- _What you are asked to do_: Check every line of the entries that follow, and copy the ones containing "color".

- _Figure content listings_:

■ ■ ■

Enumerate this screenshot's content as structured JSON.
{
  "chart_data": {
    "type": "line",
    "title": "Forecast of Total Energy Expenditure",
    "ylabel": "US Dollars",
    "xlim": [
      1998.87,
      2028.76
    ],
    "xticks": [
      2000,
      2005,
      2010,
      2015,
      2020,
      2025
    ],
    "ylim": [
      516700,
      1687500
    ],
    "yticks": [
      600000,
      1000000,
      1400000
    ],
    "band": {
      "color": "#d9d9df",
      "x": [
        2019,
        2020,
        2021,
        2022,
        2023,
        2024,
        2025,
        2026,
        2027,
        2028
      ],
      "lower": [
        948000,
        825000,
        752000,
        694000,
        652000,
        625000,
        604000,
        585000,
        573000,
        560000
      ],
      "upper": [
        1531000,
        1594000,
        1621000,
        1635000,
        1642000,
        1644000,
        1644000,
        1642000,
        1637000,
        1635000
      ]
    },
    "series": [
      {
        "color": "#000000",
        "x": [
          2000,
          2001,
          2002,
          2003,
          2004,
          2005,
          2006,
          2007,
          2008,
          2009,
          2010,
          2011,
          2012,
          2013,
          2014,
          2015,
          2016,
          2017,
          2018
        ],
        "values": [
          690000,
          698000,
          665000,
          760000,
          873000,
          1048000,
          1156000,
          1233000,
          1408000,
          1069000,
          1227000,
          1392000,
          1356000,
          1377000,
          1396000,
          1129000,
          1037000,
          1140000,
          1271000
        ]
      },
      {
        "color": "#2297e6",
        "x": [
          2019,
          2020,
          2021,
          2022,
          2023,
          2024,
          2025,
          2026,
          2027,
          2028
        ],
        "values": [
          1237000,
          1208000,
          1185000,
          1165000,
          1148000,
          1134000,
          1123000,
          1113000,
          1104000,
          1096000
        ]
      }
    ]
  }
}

■ ■ ■

- _Expected answer_:
      "color": "#d9d9df",
        "color": "#000000",
        "color": "#2297e6",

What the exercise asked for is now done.